• Given records

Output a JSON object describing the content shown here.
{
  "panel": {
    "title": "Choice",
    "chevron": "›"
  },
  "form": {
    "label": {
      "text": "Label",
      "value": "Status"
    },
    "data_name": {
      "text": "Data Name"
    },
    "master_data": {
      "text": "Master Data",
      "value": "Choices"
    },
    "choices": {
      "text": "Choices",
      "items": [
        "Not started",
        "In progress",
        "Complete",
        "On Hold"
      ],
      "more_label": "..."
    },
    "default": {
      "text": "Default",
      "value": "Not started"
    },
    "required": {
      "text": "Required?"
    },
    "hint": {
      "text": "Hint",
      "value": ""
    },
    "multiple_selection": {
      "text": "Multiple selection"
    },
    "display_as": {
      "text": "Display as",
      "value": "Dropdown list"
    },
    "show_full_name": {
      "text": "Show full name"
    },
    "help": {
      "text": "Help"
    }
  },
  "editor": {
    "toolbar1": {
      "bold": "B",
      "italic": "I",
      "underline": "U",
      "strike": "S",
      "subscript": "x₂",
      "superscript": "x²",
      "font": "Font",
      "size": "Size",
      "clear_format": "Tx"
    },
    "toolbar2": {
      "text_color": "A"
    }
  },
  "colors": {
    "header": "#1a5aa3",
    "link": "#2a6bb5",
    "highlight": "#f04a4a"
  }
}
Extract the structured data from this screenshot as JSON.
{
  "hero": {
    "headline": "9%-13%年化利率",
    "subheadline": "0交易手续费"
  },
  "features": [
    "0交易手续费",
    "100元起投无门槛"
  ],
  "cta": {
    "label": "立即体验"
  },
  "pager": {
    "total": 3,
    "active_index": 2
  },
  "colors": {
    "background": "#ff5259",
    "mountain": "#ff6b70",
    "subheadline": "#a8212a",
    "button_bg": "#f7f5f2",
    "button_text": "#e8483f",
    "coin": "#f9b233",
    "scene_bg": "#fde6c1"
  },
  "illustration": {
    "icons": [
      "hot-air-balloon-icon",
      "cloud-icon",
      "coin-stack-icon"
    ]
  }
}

• Written exercise
Check each line of the entries above, and show every one holding the word "value".

• Full answer
      "value": "Status"
      "value": "Choices"
      "value": "Not started"
      "value": ""
      "value": "Dropdown list"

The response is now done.